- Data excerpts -
▶

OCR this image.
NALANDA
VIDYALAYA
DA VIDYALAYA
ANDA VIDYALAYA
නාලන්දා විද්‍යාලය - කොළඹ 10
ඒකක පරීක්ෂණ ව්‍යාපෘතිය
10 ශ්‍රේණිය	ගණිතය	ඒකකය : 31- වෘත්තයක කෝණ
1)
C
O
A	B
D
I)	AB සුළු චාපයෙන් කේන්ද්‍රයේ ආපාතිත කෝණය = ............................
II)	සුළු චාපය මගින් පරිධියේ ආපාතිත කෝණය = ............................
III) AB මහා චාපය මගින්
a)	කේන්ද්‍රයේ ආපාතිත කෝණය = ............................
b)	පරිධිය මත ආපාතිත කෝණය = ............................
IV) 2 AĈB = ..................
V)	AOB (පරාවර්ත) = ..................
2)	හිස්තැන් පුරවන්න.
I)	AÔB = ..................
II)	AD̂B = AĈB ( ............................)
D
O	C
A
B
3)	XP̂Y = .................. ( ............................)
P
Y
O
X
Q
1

◀

- Given request -
Quote the entire listing above exactly.

- Answer -
OCR this image.
NALANDA
VIDYALAYA
DA VIDYALAYA
ANDA VIDYALAYA
නාලන්දා විද්‍යාලය - කොළඹ 10
ඒකක පරීක්ෂණ ව්‍යාපෘතිය
10 ශ්‍රේණිය	ගණිතය	ඒකකය : 31- වෘත්තයක කෝණ
1)
C
O
A	B
D
I)	AB සුළු චාපයෙන් කේන්ද්‍රයේ ආපාතිත කෝණය = ............................
II)	සුළු චාපය මගින් පරිධියේ ආපාතිත කෝණය = ............................
III) AB මහා චාපය මගින්
a)	කේන්ද්‍රයේ ආපාතිත කෝණය = ............................
b)	පරිධිය මත ආපාතිත කෝණය = ............................
IV) 2 AĈB = ..................
V)	AOB (පරාවර්ත) = ..................
2)	හිස්තැන් පුරවන්න.
I)	AÔB = ..................
II)	AD̂B = AĈB ( ............................)
D
O	C
A
B
3)	XP̂Y = .................. ( ............................)
P
Y
O
X
Q
1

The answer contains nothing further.